Collected data:
******************************

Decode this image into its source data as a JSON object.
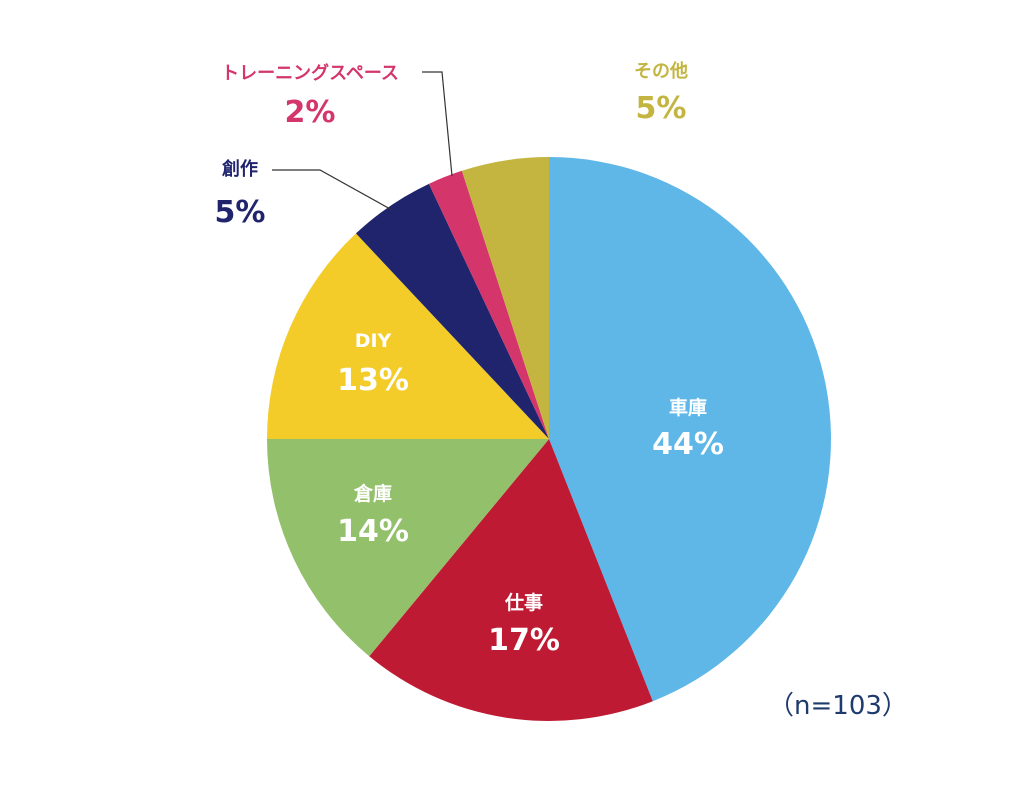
{
  "chart_data": {
    "type": "pie",
    "title": "",
    "note": "（n=103）",
    "slices": [
      {
        "label": "車庫",
        "value": 44,
        "value_label": "44%",
        "color": "#5FB7E8"
      },
      {
        "label": "仕事",
        "value": 17,
        "value_label": "17%",
        "color": "#BF1A33"
      },
      {
        "label": "倉庫",
        "value": 14,
        "value_label": "14%",
        "color": "#93C06B"
      },
      {
        "label": "DIY",
        "value": 13,
        "value_label": "13%",
        "color": "#F3CC2A"
      },
      {
        "label": "創作",
        "value": 5,
        "value_label": "5%",
        "color": "#1F246D"
      },
      {
        "label": "トレーニングスペース",
        "value": 2,
        "value_label": "2%",
        "color": "#D4356A"
      },
      {
        "label": "その他",
        "value": 5,
        "value_label": "5%",
        "color": "#C4B540"
      }
    ],
    "label_color_inside": "#ffffff",
    "note_color": "#1F3B6E"
  }
}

******************************

Reproduce the listing above exactly, excluding all pictures.

Full answer =>
Decode this image into its source data as a JSON object.
{
  "chart_data": {
    "type": "pie",
    "title": "",
    "note": "（n=103）",
    "slices": [
      {
        "label": "車庫",
        "value": 44,
        "value_label": "44%",
        "color": "#5FB7E8"
      },
      {
        "label": "仕事",
        "value": 17,
        "value_label": "17%",
        "color": "#BF1A33"
      },
      {
        "label": "倉庫",
        "value": 14,
        "value_label": "14%",
        "color": "#93C06B"
      },
      {
        "label": "DIY",
        "value": 13,
        "value_label": "13%",
        "color": "#F3CC2A"
      },
      {
        "label": "創作",
        "value": 5,
        "value_label": "5%",
        "color": "#1F246D"
      },
      {
        "label": "トレーニングスペース",
        "value": 2,
        "value_label": "2%",
        "color": "#D4356A"
      },
      {
        "label": "その他",
        "value": 5,
        "value_label": "5%",
        "color": "#C4B540"
      }
    ],
    "label_color_inside": "#ffffff",
    "note_color": "#1F3B6E"
  }
}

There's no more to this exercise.